Even before Hurricane Harvey dumped 24.5 trillion gallons of rainwater on Texas in August, the data crunchers at UK-based research consultancy Geospatial Insight were already at work. It was clear that the Category 4 cyclone would be incredibly destructive, and that meant Geospatial’s insurance clients would need the latest data to estimate how extensive the damage was – information that corporate and individual customers would also need to support the eventual claims they would make.
Visual intelligence helps potential acquirers confirm that a factory exists, for example. Satellite and aerial tracking can also establish where a container ship is at any given moment, and monitor the movement of cargo
Geospatial is uniquely placed to deliver accurate data, says CEO David Fox, because of its “strong relationships with all the key commercial satellite data providers” as well as its access to “all data that is openly available through national space programs such as NASA and the European Space Agency.” Geospatial also uses information gathered by aerial survey partners and drone operators, and data from automated scraping of social media feeds such as Twitter.

- **The exercise**
According to the text on Geospatial Insight, why is the firm uniquely placed to deliver accurate data? Answer in one to three sentences.

- **Data shown**
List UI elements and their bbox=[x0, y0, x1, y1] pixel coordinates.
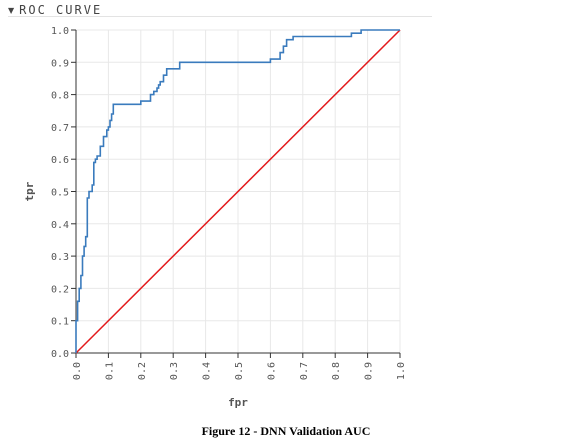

- **Output for this task**
According to CEO David Fox, Geospatial is uniquely placed because of its "strong relationships with all the key commercial satellite data providers." It also has access to "all data that is openly available through national space programs such as NASA and the European Space Agency."